### Given instruction
Copy all the entries word for word, but omit the pictures.

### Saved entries
═══

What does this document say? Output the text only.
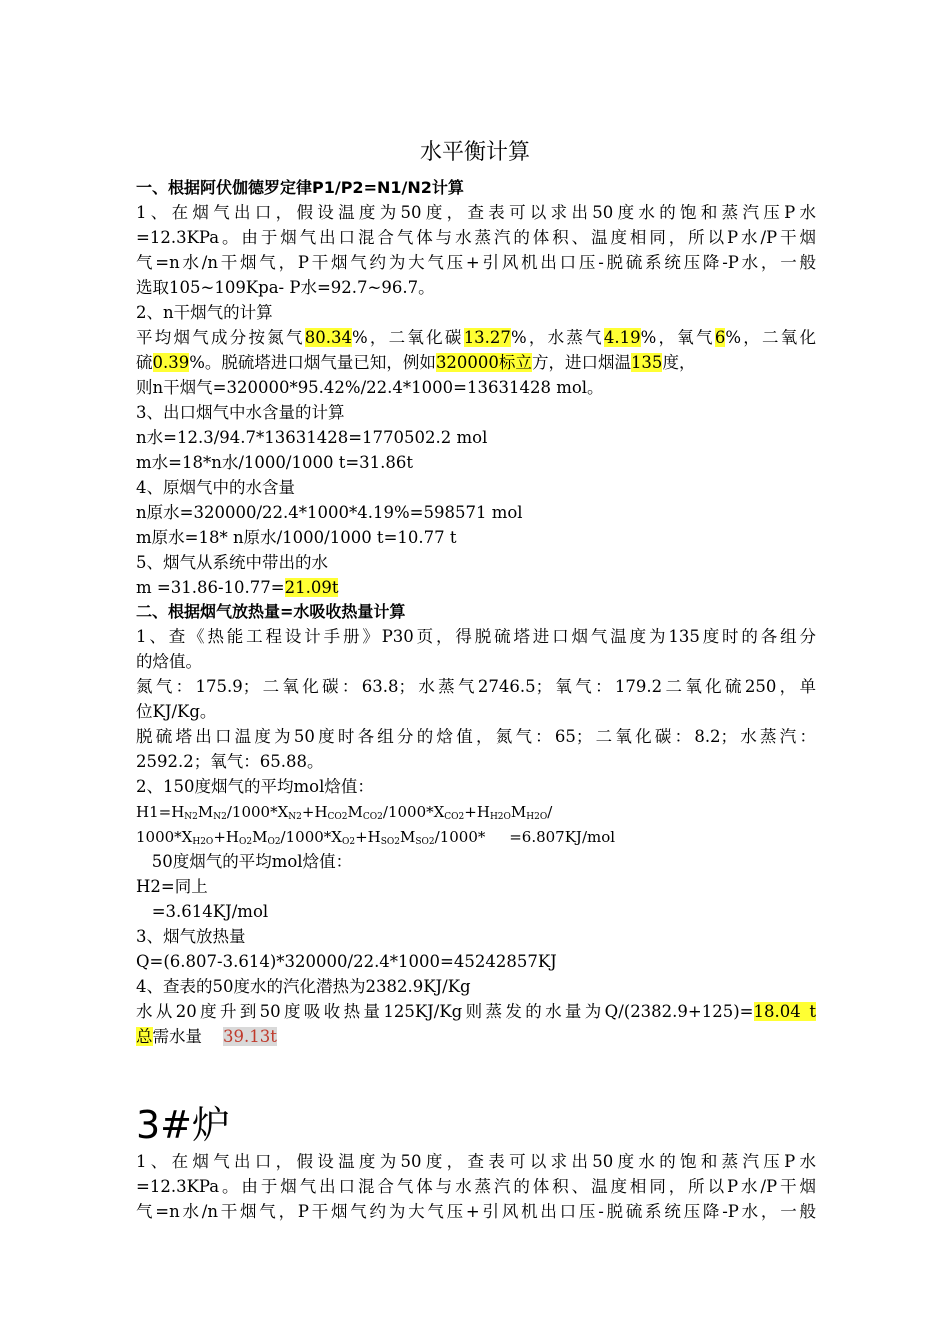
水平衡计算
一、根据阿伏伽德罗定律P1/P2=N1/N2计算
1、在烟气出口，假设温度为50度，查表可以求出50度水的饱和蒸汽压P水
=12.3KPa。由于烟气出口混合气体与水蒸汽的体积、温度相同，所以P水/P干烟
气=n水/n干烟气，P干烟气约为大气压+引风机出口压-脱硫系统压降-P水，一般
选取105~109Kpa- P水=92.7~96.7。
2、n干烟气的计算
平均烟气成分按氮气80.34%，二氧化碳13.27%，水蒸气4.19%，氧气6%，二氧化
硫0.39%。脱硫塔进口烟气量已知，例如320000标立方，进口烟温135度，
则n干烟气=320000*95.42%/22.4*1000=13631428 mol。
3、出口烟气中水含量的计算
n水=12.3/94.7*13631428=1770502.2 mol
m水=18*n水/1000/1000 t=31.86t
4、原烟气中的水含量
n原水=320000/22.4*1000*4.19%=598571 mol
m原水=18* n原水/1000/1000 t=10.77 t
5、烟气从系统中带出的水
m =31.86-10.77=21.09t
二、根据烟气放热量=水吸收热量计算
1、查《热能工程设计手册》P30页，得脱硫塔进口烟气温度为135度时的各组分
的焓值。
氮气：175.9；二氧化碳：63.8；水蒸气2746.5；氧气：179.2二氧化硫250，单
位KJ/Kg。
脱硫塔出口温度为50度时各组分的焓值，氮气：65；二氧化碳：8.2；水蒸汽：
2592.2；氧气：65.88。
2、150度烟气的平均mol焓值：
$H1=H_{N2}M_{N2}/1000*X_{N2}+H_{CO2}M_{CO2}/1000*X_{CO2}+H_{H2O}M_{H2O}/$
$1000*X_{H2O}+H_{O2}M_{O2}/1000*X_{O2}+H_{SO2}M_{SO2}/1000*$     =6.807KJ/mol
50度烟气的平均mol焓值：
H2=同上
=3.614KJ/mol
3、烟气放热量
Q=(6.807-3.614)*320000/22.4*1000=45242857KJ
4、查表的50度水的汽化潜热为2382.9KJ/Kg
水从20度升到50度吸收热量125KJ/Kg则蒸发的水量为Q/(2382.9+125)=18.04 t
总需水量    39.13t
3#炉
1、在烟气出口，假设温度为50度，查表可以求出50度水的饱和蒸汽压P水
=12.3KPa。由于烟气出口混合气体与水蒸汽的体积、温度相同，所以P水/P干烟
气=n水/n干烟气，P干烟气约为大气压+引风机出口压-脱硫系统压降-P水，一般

═══

### Finished answer
What does this document say? Output the text only.
水平衡计算
一、根据阿伏伽德罗定律P1/P2=N1/N2计算
1、在烟气出口，假设温度为50度，查表可以求出50度水的饱和蒸汽压P水
=12.3KPa。由于烟气出口混合气体与水蒸汽的体积、温度相同，所以P水/P干烟
气=n水/n干烟气，P干烟气约为大气压+引风机出口压-脱硫系统压降-P水，一般
选取105~109Kpa- P水=92.7~96.7。
2、n干烟气的计算
平均烟气成分按氮气80.34%，二氧化碳13.27%，水蒸气4.19%，氧气6%，二氧化
硫0.39%。脱硫塔进口烟气量已知，例如320000标立方，进口烟温135度，
则n干烟气=320000*95.42%/22.4*1000=13631428 mol。
3、出口烟气中水含量的计算
n水=12.3/94.7*13631428=1770502.2 mol
m水=18*n水/1000/1000 t=31.86t
4、原烟气中的水含量
n原水=320000/22.4*1000*4.19%=598571 mol
m原水=18* n原水/1000/1000 t=10.77 t
5、烟气从系统中带出的水
m =31.86-10.77=21.09t
二、根据烟气放热量=水吸收热量计算
1、查《热能工程设计手册》P30页，得脱硫塔进口烟气温度为135度时的各组分
的焓值。
氮气：175.9；二氧化碳：63.8；水蒸气2746.5；氧气：179.2二氧化硫250，单
位KJ/Kg。
脱硫塔出口温度为50度时各组分的焓值，氮气：65；二氧化碳：8.2；水蒸汽：
2592.2；氧气：65.88。
2、150度烟气的平均mol焓值：
$H1=H_{N2}M_{N2}/1000*X_{N2}+H_{CO2}M_{CO2}/1000*X_{CO2}+H_{H2O}M_{H2O}/$
$1000*X_{H2O}+H_{O2}M_{O2}/1000*X_{O2}+H_{SO2}M_{SO2}/1000*$     =6.807KJ/mol
50度烟气的平均mol焓值：
H2=同上
=3.614KJ/mol
3、烟气放热量
Q=(6.807-3.614)*320000/22.4*1000=45242857KJ
4、查表的50度水的汽化潜热为2382.9KJ/Kg
水从20度升到50度吸收热量125KJ/Kg则蒸发的水量为Q/(2382.9+125)=18.04 t
总需水量    39.13t
3#炉
1、在烟气出口，假设温度为50度，查表可以求出50度水的饱和蒸汽压P水
=12.3KPa。由于烟气出口混合气体与水蒸汽的体积、温度相同，所以P水/P干烟
气=n水/n干烟气，P干烟气约为大气压+引风机出口压-脱硫系统压降-P水，一般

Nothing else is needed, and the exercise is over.